The CIK is a small device which can be loaded with a 128·bit sequence which is different for each user. When the device is removed from the machine, that sequence is automatically added (mod 2) to the unique key in the machine, thus leaving it stored in encrypted form. When it is reattached, the unique key in the machine is decrypted, and it is now ready to operate in the normal way. The analogy with an automobile ignition key is close, thus the name. If the key is lost, the user is still safe unless the finder or thief can match it with the user's machine. In case of loss, the user gets a new CIK, effectively changing the lock in the cipher machine, and gets back in business.

_TASK 1_. In the CIK passage, explain why the machine's unique key is stored in encrypted form once the device is removed.
_TASK 2_. According to the CIK passage, what does a user who loses a CIK do to get back in business?

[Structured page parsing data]

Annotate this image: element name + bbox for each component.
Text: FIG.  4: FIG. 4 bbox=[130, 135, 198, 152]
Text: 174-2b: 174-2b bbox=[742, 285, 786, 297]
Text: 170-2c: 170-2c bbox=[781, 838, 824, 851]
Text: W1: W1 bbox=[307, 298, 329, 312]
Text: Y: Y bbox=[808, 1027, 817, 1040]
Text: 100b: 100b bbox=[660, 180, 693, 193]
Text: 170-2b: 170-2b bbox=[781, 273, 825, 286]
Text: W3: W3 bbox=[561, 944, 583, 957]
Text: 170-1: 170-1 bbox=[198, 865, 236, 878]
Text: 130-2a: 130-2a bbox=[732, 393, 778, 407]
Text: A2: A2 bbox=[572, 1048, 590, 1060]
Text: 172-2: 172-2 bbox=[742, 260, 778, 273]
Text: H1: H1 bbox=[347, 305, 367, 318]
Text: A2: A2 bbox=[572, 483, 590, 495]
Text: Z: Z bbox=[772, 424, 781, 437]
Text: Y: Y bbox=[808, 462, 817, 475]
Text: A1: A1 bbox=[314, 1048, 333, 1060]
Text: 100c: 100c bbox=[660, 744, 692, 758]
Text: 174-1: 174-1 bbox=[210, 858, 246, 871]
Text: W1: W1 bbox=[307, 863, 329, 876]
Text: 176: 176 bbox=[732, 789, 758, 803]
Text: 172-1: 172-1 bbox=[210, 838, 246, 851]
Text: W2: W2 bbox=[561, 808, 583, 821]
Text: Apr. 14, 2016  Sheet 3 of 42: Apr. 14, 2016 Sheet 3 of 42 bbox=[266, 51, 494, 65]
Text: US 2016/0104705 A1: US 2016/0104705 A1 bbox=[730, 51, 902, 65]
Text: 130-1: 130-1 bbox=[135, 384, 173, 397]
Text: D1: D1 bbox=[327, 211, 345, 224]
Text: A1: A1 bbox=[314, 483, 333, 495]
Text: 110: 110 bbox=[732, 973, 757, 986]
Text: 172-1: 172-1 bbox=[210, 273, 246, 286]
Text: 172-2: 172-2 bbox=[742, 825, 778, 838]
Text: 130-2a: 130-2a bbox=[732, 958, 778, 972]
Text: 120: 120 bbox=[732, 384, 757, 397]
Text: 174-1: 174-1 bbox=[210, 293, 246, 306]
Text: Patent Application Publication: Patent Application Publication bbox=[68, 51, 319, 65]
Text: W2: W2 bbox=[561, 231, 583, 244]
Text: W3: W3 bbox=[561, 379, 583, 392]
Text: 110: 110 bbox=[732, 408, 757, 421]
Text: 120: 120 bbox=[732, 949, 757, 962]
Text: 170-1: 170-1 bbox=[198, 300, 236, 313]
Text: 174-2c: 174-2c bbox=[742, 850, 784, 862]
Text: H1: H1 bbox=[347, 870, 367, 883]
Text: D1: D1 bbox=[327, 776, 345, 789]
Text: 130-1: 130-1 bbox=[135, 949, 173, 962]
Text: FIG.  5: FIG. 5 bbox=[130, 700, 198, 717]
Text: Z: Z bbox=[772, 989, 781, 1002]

_ANSWER SPACE 1_. When the device is removed, its 128-bit sequence is automatically added (mod 2) to the machine's unique key, which leaves that key stored in encrypted form.

_ANSWER SPACE 2_. The user gets a new CIK, which effectively changes the lock in the cipher machine.